● WHAT THE TASK ASKS
Repeat the whole of the data, keeping every detail the same.

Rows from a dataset
_ _ _ _
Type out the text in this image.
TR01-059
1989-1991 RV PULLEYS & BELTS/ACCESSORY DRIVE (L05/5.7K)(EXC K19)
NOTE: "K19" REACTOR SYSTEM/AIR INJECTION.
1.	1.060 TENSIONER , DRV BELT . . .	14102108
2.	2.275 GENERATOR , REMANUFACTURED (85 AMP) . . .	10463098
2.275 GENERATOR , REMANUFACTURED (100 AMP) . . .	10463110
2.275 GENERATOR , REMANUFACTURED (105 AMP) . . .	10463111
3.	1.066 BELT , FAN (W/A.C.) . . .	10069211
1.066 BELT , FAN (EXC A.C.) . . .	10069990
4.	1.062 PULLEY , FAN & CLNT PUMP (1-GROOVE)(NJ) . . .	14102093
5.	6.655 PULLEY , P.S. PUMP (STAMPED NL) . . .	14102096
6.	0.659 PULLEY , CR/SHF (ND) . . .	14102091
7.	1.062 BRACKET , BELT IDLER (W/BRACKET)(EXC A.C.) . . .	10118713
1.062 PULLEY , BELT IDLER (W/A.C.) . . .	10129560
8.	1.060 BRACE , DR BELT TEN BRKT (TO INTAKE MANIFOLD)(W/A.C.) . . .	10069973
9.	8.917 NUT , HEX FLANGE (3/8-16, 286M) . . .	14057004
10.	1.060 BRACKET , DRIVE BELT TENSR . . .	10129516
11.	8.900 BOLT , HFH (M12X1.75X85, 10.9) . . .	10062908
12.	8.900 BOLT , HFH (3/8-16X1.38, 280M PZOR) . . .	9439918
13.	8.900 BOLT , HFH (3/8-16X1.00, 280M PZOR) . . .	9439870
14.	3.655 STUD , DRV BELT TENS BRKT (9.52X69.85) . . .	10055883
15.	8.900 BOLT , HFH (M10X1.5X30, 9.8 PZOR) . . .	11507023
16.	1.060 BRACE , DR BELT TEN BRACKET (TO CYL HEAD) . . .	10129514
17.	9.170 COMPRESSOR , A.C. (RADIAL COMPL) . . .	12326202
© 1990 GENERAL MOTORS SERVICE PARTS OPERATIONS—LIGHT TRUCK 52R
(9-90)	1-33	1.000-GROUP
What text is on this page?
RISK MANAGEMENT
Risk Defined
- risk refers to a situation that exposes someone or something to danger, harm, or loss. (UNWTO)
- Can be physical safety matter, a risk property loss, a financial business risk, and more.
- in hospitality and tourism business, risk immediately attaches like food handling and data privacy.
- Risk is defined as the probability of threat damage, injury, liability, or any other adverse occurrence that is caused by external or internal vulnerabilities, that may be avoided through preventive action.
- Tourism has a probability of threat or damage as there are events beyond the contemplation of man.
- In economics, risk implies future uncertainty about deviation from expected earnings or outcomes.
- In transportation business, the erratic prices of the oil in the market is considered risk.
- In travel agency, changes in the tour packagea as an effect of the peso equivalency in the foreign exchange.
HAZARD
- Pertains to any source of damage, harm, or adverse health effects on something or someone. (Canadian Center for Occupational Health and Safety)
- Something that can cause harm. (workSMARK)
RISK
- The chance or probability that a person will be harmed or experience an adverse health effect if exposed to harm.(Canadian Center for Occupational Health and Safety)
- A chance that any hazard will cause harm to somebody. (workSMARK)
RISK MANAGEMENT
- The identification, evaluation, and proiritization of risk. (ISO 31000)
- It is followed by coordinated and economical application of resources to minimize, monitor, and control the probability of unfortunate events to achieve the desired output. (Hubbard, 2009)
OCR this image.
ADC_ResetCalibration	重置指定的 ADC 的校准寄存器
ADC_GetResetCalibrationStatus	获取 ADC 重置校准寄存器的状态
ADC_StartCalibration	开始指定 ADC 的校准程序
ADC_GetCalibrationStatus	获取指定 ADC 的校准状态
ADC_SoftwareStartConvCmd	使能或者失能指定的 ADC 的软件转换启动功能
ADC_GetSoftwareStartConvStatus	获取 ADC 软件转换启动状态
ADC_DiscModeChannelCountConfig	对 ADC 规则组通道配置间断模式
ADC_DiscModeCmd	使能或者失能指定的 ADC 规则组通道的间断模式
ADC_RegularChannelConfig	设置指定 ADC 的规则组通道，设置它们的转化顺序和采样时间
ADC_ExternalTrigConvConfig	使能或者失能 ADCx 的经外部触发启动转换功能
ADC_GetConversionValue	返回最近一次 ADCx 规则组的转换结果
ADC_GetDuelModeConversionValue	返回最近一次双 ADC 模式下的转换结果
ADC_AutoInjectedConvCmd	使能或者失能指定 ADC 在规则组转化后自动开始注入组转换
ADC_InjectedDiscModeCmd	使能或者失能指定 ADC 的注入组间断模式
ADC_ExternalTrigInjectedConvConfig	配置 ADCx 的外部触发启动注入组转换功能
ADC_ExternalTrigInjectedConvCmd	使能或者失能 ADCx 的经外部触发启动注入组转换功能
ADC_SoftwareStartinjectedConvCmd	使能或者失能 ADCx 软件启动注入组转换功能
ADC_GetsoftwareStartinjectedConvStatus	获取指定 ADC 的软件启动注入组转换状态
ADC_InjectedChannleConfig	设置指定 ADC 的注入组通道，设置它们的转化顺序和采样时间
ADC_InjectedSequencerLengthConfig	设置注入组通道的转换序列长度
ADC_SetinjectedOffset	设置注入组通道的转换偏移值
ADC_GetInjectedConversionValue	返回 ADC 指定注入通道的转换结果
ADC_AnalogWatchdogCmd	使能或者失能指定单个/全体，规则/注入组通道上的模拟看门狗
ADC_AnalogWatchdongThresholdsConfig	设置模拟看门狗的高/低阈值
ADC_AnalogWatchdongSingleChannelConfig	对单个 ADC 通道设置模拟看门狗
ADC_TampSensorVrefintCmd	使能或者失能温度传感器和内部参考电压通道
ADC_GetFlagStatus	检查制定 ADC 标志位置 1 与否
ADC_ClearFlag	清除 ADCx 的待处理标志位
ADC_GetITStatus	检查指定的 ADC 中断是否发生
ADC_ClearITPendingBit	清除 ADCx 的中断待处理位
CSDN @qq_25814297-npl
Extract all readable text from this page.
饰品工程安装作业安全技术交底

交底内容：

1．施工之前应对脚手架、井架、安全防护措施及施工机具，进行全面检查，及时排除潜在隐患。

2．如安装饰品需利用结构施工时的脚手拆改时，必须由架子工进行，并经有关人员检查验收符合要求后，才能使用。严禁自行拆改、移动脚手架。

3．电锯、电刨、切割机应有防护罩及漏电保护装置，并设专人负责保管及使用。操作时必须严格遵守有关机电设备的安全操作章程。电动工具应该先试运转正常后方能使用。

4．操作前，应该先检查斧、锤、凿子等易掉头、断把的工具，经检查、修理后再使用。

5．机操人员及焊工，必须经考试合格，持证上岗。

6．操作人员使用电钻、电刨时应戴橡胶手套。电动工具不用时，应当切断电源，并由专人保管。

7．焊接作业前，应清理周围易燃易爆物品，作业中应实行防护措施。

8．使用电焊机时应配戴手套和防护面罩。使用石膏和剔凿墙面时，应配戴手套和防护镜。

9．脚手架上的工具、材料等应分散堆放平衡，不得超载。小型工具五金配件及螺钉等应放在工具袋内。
_ _ _ _
● FINAL RESULT
Type out the text in this image.
TR01-059
1989-1991 RV PULLEYS & BELTS/ACCESSORY DRIVE (L05/5.7K)(EXC K19)
NOTE: "K19" REACTOR SYSTEM/AIR INJECTION.
1.	1.060 TENSIONER , DRV BELT . . .	14102108
2.	2.275 GENERATOR , REMANUFACTURED (85 AMP) . . .	10463098
2.275 GENERATOR , REMANUFACTURED (100 AMP) . . .	10463110
2.275 GENERATOR , REMANUFACTURED (105 AMP) . . .	10463111
3.	1.066 BELT , FAN (W/A.C.) . . .	10069211
1.066 BELT , FAN (EXC A.C.) . . .	10069990
4.	1.062 PULLEY , FAN & CLNT PUMP (1-GROOVE)(NJ) . . .	14102093
5.	6.655 PULLEY , P.S. PUMP (STAMPED NL) . . .	14102096
6.	0.659 PULLEY , CR/SHF (ND) . . .	14102091
7.	1.062 BRACKET , BELT IDLER (W/BRACKET)(EXC A.C.) . . .	10118713
1.062 PULLEY , BELT IDLER (W/A.C.) . . .	10129560
8.	1.060 BRACE , DR BELT TEN BRKT (TO INTAKE MANIFOLD)(W/A.C.) . . .	10069973
9.	8.917 NUT , HEX FLANGE (3/8-16, 286M) . . .	14057004
10.	1.060 BRACKET , DRIVE BELT TENSR . . .	10129516
11.	8.900 BOLT , HFH (M12X1.75X85, 10.9) . . .	10062908
12.	8.900 BOLT , HFH (3/8-16X1.38, 280M PZOR) . . .	9439918
13.	8.900 BOLT , HFH (3/8-16X1.00, 280M PZOR) . . .	9439870
14.	3.655 STUD , DRV BELT TENS BRKT (9.52X69.85) . . .	10055883
15.	8.900 BOLT , HFH (M10X1.5X30, 9.8 PZOR) . . .	11507023
16.	1.060 BRACE , DR BELT TEN BRACKET (TO CYL HEAD) . . .	10129514
17.	9.170 COMPRESSOR , A.C. (RADIAL COMPL) . . .	12326202
© 1990 GENERAL MOTORS SERVICE PARTS OPERATIONS—LIGHT TRUCK 52R
(9-90)	1-33	1.000-GROUP
What text is on this page?
RISK MANAGEMENT
Risk Defined
- risk refers to a situation that exposes someone or something to danger, harm, or loss. (UNWTO)
- Can be physical safety matter, a risk property loss, a financial business risk, and more.
- in hospitality and tourism business, risk immediately attaches like food handling and data privacy.
- Risk is defined as the probability of threat damage, injury, liability, or any other adverse occurrence that is caused by external or internal vulnerabilities, that may be avoided through preventive action.
- Tourism has a probability of threat or damage as there are events beyond the contemplation of man.
- In economics, risk implies future uncertainty about deviation from expected earnings or outcomes.
- In transportation business, the erratic prices of the oil in the market is considered risk.
- In travel agency, changes in the tour packagea as an effect of the peso equivalency in the foreign exchange.
HAZARD
- Pertains to any source of damage, harm, or adverse health effects on something or someone. (Canadian Center for Occupational Health and Safety)
- Something that can cause harm. (workSMARK)
RISK
- The chance or probability that a person will be harmed or experience an adverse health effect if exposed to harm.(Canadian Center for Occupational Health and Safety)
- A chance that any hazard will cause harm to somebody. (workSMARK)
RISK MANAGEMENT
- The identification, evaluation, and proiritization of risk. (ISO 31000)
- It is followed by coordinated and economical application of resources to minimize, monitor, and control the probability of unfortunate events to achieve the desired output. (Hubbard, 2009)
OCR this image.
ADC_ResetCalibration	重置指定的 ADC 的校准寄存器
ADC_GetResetCalibrationStatus	获取 ADC 重置校准寄存器的状态
ADC_StartCalibration	开始指定 ADC 的校准程序
ADC_GetCalibrationStatus	获取指定 ADC 的校准状态
ADC_SoftwareStartConvCmd	使能或者失能指定的 ADC 的软件转换启动功能
ADC_GetSoftwareStartConvStatus	获取 ADC 软件转换启动状态
ADC_DiscModeChannelCountConfig	对 ADC 规则组通道配置间断模式
ADC_DiscModeCmd	使能或者失能指定的 ADC 规则组通道的间断模式
ADC_RegularChannelConfig	设置指定 ADC 的规则组通道，设置它们的转化顺序和采样时间
ADC_ExternalTrigConvConfig	使能或者失能 ADCx 的经外部触发启动转换功能
ADC_GetConversionValue	返回最近一次 ADCx 规则组的转换结果
ADC_GetDuelModeConversionValue	返回最近一次双 ADC 模式下的转换结果
ADC_AutoInjectedConvCmd	使能或者失能指定 ADC 在规则组转化后自动开始注入组转换
ADC_InjectedDiscModeCmd	使能或者失能指定 ADC 的注入组间断模式
ADC_ExternalTrigInjectedConvConfig	配置 ADCx 的外部触发启动注入组转换功能
ADC_ExternalTrigInjectedConvCmd	使能或者失能 ADCx 的经外部触发启动注入组转换功能
ADC_SoftwareStartinjectedConvCmd	使能或者失能 ADCx 软件启动注入组转换功能
ADC_GetsoftwareStartinjectedConvStatus	获取指定 ADC 的软件启动注入组转换状态
ADC_InjectedChannleConfig	设置指定 ADC 的注入组通道，设置它们的转化顺序和采样时间
ADC_InjectedSequencerLengthConfig	设置注入组通道的转换序列长度
ADC_SetinjectedOffset	设置注入组通道的转换偏移值
ADC_GetInjectedConversionValue	返回 ADC 指定注入通道的转换结果
ADC_AnalogWatchdogCmd	使能或者失能指定单个/全体，规则/注入组通道上的模拟看门狗
ADC_AnalogWatchdongThresholdsConfig	设置模拟看门狗的高/低阈值
ADC_AnalogWatchdongSingleChannelConfig	对单个 ADC 通道设置模拟看门狗
ADC_TampSensorVrefintCmd	使能或者失能温度传感器和内部参考电压通道
ADC_GetFlagStatus	检查制定 ADC 标志位置 1 与否
ADC_ClearFlag	清除 ADCx 的待处理标志位
ADC_GetITStatus	检查指定的 ADC 中断是否发生
ADC_ClearITPendingBit	清除 ADCx 的中断待处理位
CSDN @qq_25814297-npl
Extract all readable text from this page.
饰品工程安装作业安全技术交底

交底内容：

1．施工之前应对脚手架、井架、安全防护措施及施工机具，进行全面检查，及时排除潜在隐患。

2．如安装饰品需利用结构施工时的脚手拆改时，必须由架子工进行，并经有关人员检查验收符合要求后，才能使用。严禁自行拆改、移动脚手架。

3．电锯、电刨、切割机应有防护罩及漏电保护装置，并设专人负责保管及使用。操作时必须严格遵守有关机电设备的安全操作章程。电动工具应该先试运转正常后方能使用。

4．操作前，应该先检查斧、锤、凿子等易掉头、断把的工具，经检查、修理后再使用。

5．机操人员及焊工，必须经考试合格，持证上岗。

6．操作人员使用电钻、电刨时应戴橡胶手套。电动工具不用时，应当切断电源，并由专人保管。

7．焊接作业前，应清理周围易燃易爆物品，作业中应实行防护措施。

8．使用电焊机时应配戴手套和防护面罩。使用石膏和剔凿墙面时，应配戴手套和防护镜。

9．脚手架上的工具、材料等应分散堆放平衡，不得超载。小型工具五金配件及螺钉等应放在工具袋内。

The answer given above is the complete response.